**Exercise**
Quote the lines below word for word, without changing anything.

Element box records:
"""

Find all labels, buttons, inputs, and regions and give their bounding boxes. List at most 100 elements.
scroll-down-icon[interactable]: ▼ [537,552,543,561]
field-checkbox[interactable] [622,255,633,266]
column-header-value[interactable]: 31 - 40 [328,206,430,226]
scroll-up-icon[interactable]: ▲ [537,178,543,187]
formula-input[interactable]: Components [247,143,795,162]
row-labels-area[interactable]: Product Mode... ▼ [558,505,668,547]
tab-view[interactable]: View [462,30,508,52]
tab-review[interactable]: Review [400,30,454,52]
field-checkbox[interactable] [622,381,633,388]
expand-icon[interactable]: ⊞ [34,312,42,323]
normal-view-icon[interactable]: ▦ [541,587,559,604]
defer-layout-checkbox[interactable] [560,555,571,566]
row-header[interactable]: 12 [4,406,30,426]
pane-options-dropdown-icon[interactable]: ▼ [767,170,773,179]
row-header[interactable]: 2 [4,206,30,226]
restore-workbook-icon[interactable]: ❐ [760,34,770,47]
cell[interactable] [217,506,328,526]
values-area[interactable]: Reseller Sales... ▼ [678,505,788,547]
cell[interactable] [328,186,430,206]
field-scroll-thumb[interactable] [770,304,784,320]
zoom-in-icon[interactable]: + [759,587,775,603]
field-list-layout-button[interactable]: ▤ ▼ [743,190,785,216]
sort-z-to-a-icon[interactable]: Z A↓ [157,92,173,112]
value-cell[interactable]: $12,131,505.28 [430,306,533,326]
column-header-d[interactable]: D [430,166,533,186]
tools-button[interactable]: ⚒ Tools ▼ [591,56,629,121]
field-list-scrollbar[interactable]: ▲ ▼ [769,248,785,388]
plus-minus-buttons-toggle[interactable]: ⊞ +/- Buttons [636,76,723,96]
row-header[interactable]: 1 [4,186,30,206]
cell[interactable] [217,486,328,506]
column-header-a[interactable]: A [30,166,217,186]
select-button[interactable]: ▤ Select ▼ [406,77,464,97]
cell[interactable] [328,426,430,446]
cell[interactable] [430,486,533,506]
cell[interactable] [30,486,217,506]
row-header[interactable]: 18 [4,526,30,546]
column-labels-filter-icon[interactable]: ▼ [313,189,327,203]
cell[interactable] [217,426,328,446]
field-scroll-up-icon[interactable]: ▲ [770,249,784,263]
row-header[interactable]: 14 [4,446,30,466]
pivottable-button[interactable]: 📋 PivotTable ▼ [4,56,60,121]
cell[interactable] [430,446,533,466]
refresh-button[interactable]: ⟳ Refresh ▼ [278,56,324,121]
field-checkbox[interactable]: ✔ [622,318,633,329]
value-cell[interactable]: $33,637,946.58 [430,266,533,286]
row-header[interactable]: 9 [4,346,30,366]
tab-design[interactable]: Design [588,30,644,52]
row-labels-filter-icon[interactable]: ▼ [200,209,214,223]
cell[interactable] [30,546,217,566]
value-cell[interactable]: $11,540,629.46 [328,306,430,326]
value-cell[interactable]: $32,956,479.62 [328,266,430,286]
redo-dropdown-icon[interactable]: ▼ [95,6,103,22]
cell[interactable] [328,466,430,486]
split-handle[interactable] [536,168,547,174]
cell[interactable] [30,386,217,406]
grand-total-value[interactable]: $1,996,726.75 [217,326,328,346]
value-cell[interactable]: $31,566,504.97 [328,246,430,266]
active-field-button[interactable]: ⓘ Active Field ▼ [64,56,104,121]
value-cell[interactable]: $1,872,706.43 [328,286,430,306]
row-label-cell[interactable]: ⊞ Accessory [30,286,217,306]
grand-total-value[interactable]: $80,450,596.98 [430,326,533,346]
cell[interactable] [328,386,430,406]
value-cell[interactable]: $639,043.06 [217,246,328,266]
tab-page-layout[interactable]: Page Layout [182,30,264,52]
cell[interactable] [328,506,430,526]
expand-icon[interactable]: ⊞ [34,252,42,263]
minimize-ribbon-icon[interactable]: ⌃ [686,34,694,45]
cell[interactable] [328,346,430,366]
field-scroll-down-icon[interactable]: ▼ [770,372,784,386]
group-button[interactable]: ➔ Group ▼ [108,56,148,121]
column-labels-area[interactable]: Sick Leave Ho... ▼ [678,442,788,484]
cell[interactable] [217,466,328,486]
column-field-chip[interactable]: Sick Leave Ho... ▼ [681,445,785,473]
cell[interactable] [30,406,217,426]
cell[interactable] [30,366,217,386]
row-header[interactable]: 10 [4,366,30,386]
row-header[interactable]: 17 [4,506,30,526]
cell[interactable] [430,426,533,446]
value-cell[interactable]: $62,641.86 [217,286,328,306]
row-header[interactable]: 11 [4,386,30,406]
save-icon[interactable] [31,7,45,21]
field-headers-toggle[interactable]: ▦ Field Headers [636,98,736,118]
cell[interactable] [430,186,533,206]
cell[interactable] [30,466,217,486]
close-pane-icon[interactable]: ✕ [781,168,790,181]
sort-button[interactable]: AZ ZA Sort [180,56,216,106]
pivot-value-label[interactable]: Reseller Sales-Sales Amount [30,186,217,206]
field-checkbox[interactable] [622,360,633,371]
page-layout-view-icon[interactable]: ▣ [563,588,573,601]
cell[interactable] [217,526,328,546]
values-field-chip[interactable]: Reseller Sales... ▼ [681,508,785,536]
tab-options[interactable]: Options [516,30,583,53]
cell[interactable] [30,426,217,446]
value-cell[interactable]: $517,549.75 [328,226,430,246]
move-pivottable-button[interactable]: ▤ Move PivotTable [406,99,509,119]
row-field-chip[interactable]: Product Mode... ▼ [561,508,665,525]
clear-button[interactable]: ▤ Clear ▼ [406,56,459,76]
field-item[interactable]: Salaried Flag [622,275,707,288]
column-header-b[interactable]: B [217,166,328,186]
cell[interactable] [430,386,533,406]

"""

**Complete response**
Find all labels, buttons, inputs, and regions and give their bounding boxes. List at most 100 elements.
scroll-down-icon[interactable]: ▼ [537,552,543,561]
field-checkbox[interactable] [622,255,633,266]
column-header-value[interactable]: 31 - 40 [328,206,430,226]
scroll-up-icon[interactable]: ▲ [537,178,543,187]
formula-input[interactable]: Components [247,143,795,162]
row-labels-area[interactable]: Product Mode... ▼ [558,505,668,547]
tab-view[interactable]: View [462,30,508,52]
tab-review[interactable]: Review [400,30,454,52]
field-checkbox[interactable] [622,381,633,388]
expand-icon[interactable]: ⊞ [34,312,42,323]
normal-view-icon[interactable]: ▦ [541,587,559,604]
defer-layout-checkbox[interactable] [560,555,571,566]
row-header[interactable]: 12 [4,406,30,426]
pane-options-dropdown-icon[interactable]: ▼ [767,170,773,179]
row-header[interactable]: 2 [4,206,30,226]
restore-workbook-icon[interactable]: ❐ [760,34,770,47]
cell[interactable] [217,506,328,526]
values-area[interactable]: Reseller Sales... ▼ [678,505,788,547]
cell[interactable] [328,186,430,206]
field-scroll-thumb[interactable] [770,304,784,320]
zoom-in-icon[interactable]: + [759,587,775,603]
field-list-layout-button[interactable]: ▤ ▼ [743,190,785,216]
sort-z-to-a-icon[interactable]: Z A↓ [157,92,173,112]
value-cell[interactable]: $12,131,505.28 [430,306,533,326]
column-header-d[interactable]: D [430,166,533,186]
tools-button[interactable]: ⚒ Tools ▼ [591,56,629,121]
field-list-scrollbar[interactable]: ▲ ▼ [769,248,785,388]
plus-minus-buttons-toggle[interactable]: ⊞ +/- Buttons [636,76,723,96]
row-header[interactable]: 1 [4,186,30,206]
cell[interactable] [217,486,328,506]
column-header-a[interactable]: A [30,166,217,186]
select-button[interactable]: ▤ Select ▼ [406,77,464,97]
cell[interactable] [328,426,430,446]
cell[interactable] [430,486,533,506]
cell[interactable] [30,486,217,506]
row-header[interactable]: 18 [4,526,30,546]
column-labels-filter-icon[interactable]: ▼ [313,189,327,203]
cell[interactable] [217,426,328,446]
field-scroll-up-icon[interactable]: ▲ [770,249,784,263]
row-header[interactable]: 14 [4,446,30,466]
pivottable-button[interactable]: 📋 PivotTable ▼ [4,56,60,121]
cell[interactable] [430,446,533,466]
refresh-button[interactable]: ⟳ Refresh ▼ [278,56,324,121]
field-checkbox[interactable]: ✔ [622,318,633,329]
value-cell[interactable]: $33,637,946.58 [430,266,533,286]
row-header[interactable]: 9 [4,346,30,366]
tab-design[interactable]: Design [588,30,644,52]
row-labels-filter-icon[interactable]: ▼ [200,209,214,223]
cell[interactable] [30,546,217,566]
value-cell[interactable]: $11,540,629.46 [328,306,430,326]
value-cell[interactable]: $32,956,479.62 [328,266,430,286]
redo-dropdown-icon[interactable]: ▼ [95,6,103,22]
cell[interactable] [328,466,430,486]
split-handle[interactable] [536,168,547,174]
cell[interactable] [30,386,217,406]
grand-total-value[interactable]: $1,996,726.75 [217,326,328,346]
value-cell[interactable]: $31,566,504.97 [328,246,430,266]
active-field-button[interactable]: ⓘ Active Field ▼ [64,56,104,121]
value-cell[interactable]: $1,872,706.43 [328,286,430,306]
row-label-cell[interactable]: ⊞ Accessory [30,286,217,306]
grand-total-value[interactable]: $80,450,596.98 [430,326,533,346]
cell[interactable] [328,386,430,406]
value-cell[interactable]: $639,043.06 [217,246,328,266]
tab-page-layout[interactable]: Page Layout [182,30,264,52]
cell[interactable] [328,506,430,526]
expand-icon[interactable]: ⊞ [34,252,42,263]
minimize-ribbon-icon[interactable]: ⌃ [686,34,694,45]
cell[interactable] [328,346,430,366]
field-scroll-down-icon[interactable]: ▼ [770,372,784,386]
group-button[interactable]: ➔ Group ▼ [108,56,148,121]
column-labels-area[interactable]: Sick Leave Ho... ▼ [678,442,788,484]
cell[interactable] [217,466,328,486]
column-field-chip[interactable]: Sick Leave Ho... ▼ [681,445,785,473]
cell[interactable] [30,406,217,426]
cell[interactable] [30,366,217,386]
row-header[interactable]: 10 [4,366,30,386]
row-header[interactable]: 17 [4,506,30,526]
cell[interactable] [430,426,533,446]
value-cell[interactable]: $62,641.86 [217,286,328,306]
row-header[interactable]: 11 [4,386,30,406]
save-icon[interactable] [31,7,45,21]
field-headers-toggle[interactable]: ▦ Field Headers [636,98,736,118]
cell[interactable] [430,186,533,206]
cell[interactable] [30,466,217,486]
close-pane-icon[interactable]: ✕ [781,168,790,181]
sort-button[interactable]: AZ ZA Sort [180,56,216,106]
pivot-value-label[interactable]: Reseller Sales-Sales Amount [30,186,217,206]
field-checkbox[interactable] [622,360,633,371]
page-layout-view-icon[interactable]: ▣ [563,588,573,601]
cell[interactable] [217,526,328,546]
values-field-chip[interactable]: Reseller Sales... ▼ [681,508,785,536]
tab-options[interactable]: Options [516,30,583,53]
cell[interactable] [30,426,217,446]
value-cell[interactable]: $517,549.75 [328,226,430,246]
move-pivottable-button[interactable]: ▤ Move PivotTable [406,99,509,119]
row-field-chip[interactable]: Product Mode... ▼ [561,508,665,525]
clear-button[interactable]: ▤ Clear ▼ [406,56,459,76]
field-item[interactable]: Salaried Flag [622,275,707,288]
column-header-b[interactable]: B [217,166,328,186]
cell[interactable] [430,386,533,406]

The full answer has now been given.